- **Items listed in a dataset**:
— Start —

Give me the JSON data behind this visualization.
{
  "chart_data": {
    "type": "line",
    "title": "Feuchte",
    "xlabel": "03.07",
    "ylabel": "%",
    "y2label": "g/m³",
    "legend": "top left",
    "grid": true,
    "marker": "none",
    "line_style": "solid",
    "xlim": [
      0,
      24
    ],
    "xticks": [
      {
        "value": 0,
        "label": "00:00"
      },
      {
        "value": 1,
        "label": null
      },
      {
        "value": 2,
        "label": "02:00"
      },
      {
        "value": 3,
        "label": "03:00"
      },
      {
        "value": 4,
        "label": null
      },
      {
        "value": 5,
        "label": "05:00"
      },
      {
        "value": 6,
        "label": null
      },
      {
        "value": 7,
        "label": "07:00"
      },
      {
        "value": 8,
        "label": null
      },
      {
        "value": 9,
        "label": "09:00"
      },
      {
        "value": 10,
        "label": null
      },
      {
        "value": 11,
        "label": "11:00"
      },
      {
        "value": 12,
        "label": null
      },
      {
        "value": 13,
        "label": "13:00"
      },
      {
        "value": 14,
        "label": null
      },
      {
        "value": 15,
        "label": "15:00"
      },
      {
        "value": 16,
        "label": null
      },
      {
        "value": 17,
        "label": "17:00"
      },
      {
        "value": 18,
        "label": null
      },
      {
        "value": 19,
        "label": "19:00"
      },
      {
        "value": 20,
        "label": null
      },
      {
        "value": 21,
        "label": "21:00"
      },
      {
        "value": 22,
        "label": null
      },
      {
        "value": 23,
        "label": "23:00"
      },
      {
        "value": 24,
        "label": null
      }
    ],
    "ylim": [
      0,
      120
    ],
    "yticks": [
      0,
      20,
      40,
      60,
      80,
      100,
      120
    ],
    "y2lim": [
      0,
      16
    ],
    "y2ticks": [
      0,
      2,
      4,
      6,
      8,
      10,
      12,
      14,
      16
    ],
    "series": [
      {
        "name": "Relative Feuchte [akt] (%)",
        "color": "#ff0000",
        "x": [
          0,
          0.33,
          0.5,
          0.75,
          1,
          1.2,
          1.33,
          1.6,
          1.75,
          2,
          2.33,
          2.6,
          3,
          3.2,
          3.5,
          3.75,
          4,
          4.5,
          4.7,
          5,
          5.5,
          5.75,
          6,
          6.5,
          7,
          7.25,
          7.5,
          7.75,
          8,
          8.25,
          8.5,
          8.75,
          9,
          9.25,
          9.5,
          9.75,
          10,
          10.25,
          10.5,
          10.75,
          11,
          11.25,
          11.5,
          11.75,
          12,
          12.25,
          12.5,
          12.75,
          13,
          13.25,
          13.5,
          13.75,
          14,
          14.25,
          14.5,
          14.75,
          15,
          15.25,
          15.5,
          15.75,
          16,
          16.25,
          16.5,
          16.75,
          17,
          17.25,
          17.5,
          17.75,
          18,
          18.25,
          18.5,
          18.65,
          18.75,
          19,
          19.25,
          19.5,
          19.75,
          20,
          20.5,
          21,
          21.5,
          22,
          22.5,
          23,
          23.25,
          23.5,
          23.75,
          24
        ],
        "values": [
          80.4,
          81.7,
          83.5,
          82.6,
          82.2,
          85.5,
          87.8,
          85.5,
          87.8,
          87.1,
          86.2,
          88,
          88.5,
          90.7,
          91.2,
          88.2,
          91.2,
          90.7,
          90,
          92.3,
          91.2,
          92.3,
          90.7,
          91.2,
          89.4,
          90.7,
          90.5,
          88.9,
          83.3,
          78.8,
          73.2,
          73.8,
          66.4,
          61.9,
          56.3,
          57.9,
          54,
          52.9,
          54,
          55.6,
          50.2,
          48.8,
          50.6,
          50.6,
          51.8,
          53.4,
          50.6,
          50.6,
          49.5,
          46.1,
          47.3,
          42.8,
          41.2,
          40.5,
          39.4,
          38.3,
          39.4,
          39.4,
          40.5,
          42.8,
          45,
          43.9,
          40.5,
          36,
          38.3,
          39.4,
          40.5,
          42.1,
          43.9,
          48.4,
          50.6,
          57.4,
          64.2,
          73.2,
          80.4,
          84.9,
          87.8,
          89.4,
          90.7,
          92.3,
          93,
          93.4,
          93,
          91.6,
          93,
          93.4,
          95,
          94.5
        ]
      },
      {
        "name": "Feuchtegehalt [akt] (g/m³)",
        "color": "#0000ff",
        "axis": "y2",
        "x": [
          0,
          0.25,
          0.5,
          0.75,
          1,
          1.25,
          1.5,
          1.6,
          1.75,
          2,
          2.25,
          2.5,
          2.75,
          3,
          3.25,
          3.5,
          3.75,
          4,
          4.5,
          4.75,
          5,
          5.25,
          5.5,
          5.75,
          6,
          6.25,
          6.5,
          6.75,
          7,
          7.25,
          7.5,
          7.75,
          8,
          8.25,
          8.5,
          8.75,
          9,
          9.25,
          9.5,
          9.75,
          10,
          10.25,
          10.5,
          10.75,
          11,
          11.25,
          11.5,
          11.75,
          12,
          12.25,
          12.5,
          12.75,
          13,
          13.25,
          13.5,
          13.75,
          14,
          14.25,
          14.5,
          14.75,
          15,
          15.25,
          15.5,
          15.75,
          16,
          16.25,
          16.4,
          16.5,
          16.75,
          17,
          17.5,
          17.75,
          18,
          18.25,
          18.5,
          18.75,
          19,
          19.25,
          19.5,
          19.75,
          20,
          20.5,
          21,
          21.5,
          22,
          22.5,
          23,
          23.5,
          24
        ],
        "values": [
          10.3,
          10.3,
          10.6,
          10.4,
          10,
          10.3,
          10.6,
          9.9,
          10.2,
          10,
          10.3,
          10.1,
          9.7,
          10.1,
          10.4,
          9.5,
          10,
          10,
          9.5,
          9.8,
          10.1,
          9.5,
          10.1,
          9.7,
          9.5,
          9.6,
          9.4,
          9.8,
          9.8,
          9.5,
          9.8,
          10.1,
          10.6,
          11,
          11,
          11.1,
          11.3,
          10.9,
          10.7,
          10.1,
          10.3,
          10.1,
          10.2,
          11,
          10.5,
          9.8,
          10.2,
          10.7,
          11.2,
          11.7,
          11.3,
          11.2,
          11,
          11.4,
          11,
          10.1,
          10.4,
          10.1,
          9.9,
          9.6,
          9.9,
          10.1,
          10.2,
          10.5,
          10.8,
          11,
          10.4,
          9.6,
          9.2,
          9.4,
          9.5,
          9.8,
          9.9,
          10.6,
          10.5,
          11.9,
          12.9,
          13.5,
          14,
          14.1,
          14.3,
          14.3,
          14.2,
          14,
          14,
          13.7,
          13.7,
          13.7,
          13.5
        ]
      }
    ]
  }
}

— End —

- **What you will do**:
Recopy the whole listing exactly.

- **Answer in full**:
Give me the JSON data behind this visualization.
{
  "chart_data": {
    "type": "line",
    "title": "Feuchte",
    "xlabel": "03.07",
    "ylabel": "%",
    "y2label": "g/m³",
    "legend": "top left",
    "grid": true,
    "marker": "none",
    "line_style": "solid",
    "xlim": [
      0,
      24
    ],
    "xticks": [
      {
        "value": 0,
        "label": "00:00"
      },
      {
        "value": 1,
        "label": null
      },
      {
        "value": 2,
        "label": "02:00"
      },
      {
        "value": 3,
        "label": "03:00"
      },
      {
        "value": 4,
        "label": null
      },
      {
        "value": 5,
        "label": "05:00"
      },
      {
        "value": 6,
        "label": null
      },
      {
        "value": 7,
        "label": "07:00"
      },
      {
        "value": 8,
        "label": null
      },
      {
        "value": 9,
        "label": "09:00"
      },
      {
        "value": 10,
        "label": null
      },
      {
        "value": 11,
        "label": "11:00"
      },
      {
        "value": 12,
        "label": null
      },
      {
        "value": 13,
        "label": "13:00"
      },
      {
        "value": 14,
        "label": null
      },
      {
        "value": 15,
        "label": "15:00"
      },
      {
        "value": 16,
        "label": null
      },
      {
        "value": 17,
        "label": "17:00"
      },
      {
        "value": 18,
        "label": null
      },
      {
        "value": 19,
        "label": "19:00"
      },
      {
        "value": 20,
        "label": null
      },
      {
        "value": 21,
        "label": "21:00"
      },
      {
        "value": 22,
        "label": null
      },
      {
        "value": 23,
        "label": "23:00"
      },
      {
        "value": 24,
        "label": null
      }
    ],
    "ylim": [
      0,
      120
    ],
    "yticks": [
      0,
      20,
      40,
      60,
      80,
      100,
      120
    ],
    "y2lim": [
      0,
      16
    ],
    "y2ticks": [
      0,
      2,
      4,
      6,
      8,
      10,
      12,
      14,
      16
    ],
    "series": [
      {
        "name": "Relative Feuchte [akt] (%)",
        "color": "#ff0000",
        "x": [
          0,
          0.33,
          0.5,
          0.75,
          1,
          1.2,
          1.33,
          1.6,
          1.75,
          2,
          2.33,
          2.6,
          3,
          3.2,
          3.5,
          3.75,
          4,
          4.5,
          4.7,
          5,
          5.5,
          5.75,
          6,
          6.5,
          7,
          7.25,
          7.5,
          7.75,
          8,
          8.25,
          8.5,
          8.75,
          9,
          9.25,
          9.5,
          9.75,
          10,
          10.25,
          10.5,
          10.75,
          11,
          11.25,
          11.5,
          11.75,
          12,
          12.25,
          12.5,
          12.75,
          13,
          13.25,
          13.5,
          13.75,
          14,
          14.25,
          14.5,
          14.75,
          15,
          15.25,
          15.5,
          15.75,
          16,
          16.25,
          16.5,
          16.75,
          17,
          17.25,
          17.5,
          17.75,
          18,
          18.25,
          18.5,
          18.65,
          18.75,
          19,
          19.25,
          19.5,
          19.75,
          20,
          20.5,
          21,
          21.5,
          22,
          22.5,
          23,
          23.25,
          23.5,
          23.75,
          24
        ],
        "values": [
          80.4,
          81.7,
          83.5,
          82.6,
          82.2,
          85.5,
          87.8,
          85.5,
          87.8,
          87.1,
          86.2,
          88,
          88.5,
          90.7,
          91.2,
          88.2,
          91.2,
          90.7,
          90,
          92.3,
          91.2,
          92.3,
          90.7,
          91.2,
          89.4,
          90.7,
          90.5,
          88.9,
          83.3,
          78.8,
          73.2,
          73.8,
          66.4,
          61.9,
          56.3,
          57.9,
          54,
          52.9,
          54,
          55.6,
          50.2,
          48.8,
          50.6,
          50.6,
          51.8,
          53.4,
          50.6,
          50.6,
          49.5,
          46.1,
          47.3,
          42.8,
          41.2,
          40.5,
          39.4,
          38.3,
          39.4,
          39.4,
          40.5,
          42.8,
          45,
          43.9,
          40.5,
          36,
          38.3,
          39.4,
          40.5,
          42.1,
          43.9,
          48.4,
          50.6,
          57.4,
          64.2,
          73.2,
          80.4,
          84.9,
          87.8,
          89.4,
          90.7,
          92.3,
          93,
          93.4,
          93,
          91.6,
          93,
          93.4,
          95,
          94.5
        ]
      },
      {
        "name": "Feuchtegehalt [akt] (g/m³)",
        "color": "#0000ff",
        "axis": "y2",
        "x": [
          0,
          0.25,
          0.5,
          0.75,
          1,
          1.25,
          1.5,
          1.6,
          1.75,
          2,
          2.25,
          2.5,
          2.75,
          3,
          3.25,
          3.5,
          3.75,
          4,
          4.5,
          4.75,
          5,
          5.25,
          5.5,
          5.75,
          6,
          6.25,
          6.5,
          6.75,
          7,
          7.25,
          7.5,
          7.75,
          8,
          8.25,
          8.5,
          8.75,
          9,
          9.25,
          9.5,
          9.75,
          10,
          10.25,
          10.5,
          10.75,
          11,
          11.25,
          11.5,
          11.75,
          12,
          12.25,
          12.5,
          12.75,
          13,
          13.25,
          13.5,
          13.75,
          14,
          14.25,
          14.5,
          14.75,
          15,
          15.25,
          15.5,
          15.75,
          16,
          16.25,
          16.4,
          16.5,
          16.75,
          17,
          17.5,
          17.75,
          18,
          18.25,
          18.5,
          18.75,
          19,
          19.25,
          19.5,
          19.75,
          20,
          20.5,
          21,
          21.5,
          22,
          22.5,
          23,
          23.5,
          24
        ],
        "values": [
          10.3,
          10.3,
          10.6,
          10.4,
          10,
          10.3,
          10.6,
          9.9,
          10.2,
          10,
          10.3,
          10.1,
          9.7,
          10.1,
          10.4,
          9.5,
          10,
          10,
          9.5,
          9.8,
          10.1,
          9.5,
          10.1,
          9.7,
          9.5,
          9.6,
          9.4,
          9.8,
          9.8,
          9.5,
          9.8,
          10.1,
          10.6,
          11,
          11,
          11.1,
          11.3,
          10.9,
          10.7,
          10.1,
          10.3,
          10.1,
          10.2,
          11,
          10.5,
          9.8,
          10.2,
          10.7,
          11.2,
          11.7,
          11.3,
          11.2,
          11,
          11.4,
          11,
          10.1,
          10.4,
          10.1,
          9.9,
          9.6,
          9.9,
          10.1,
          10.2,
          10.5,
          10.8,
          11,
          10.4,
          9.6,
          9.2,
          9.4,
          9.5,
          9.8,
          9.9,
          10.6,
          10.5,
          11.9,
          12.9,
          13.5,
          14,
          14.1,
          14.3,
          14.3,
          14.2,
          14,
          14,
          13.7,
          13.7,
          13.7,
          13.5
        ]
      }
    ]
  }
}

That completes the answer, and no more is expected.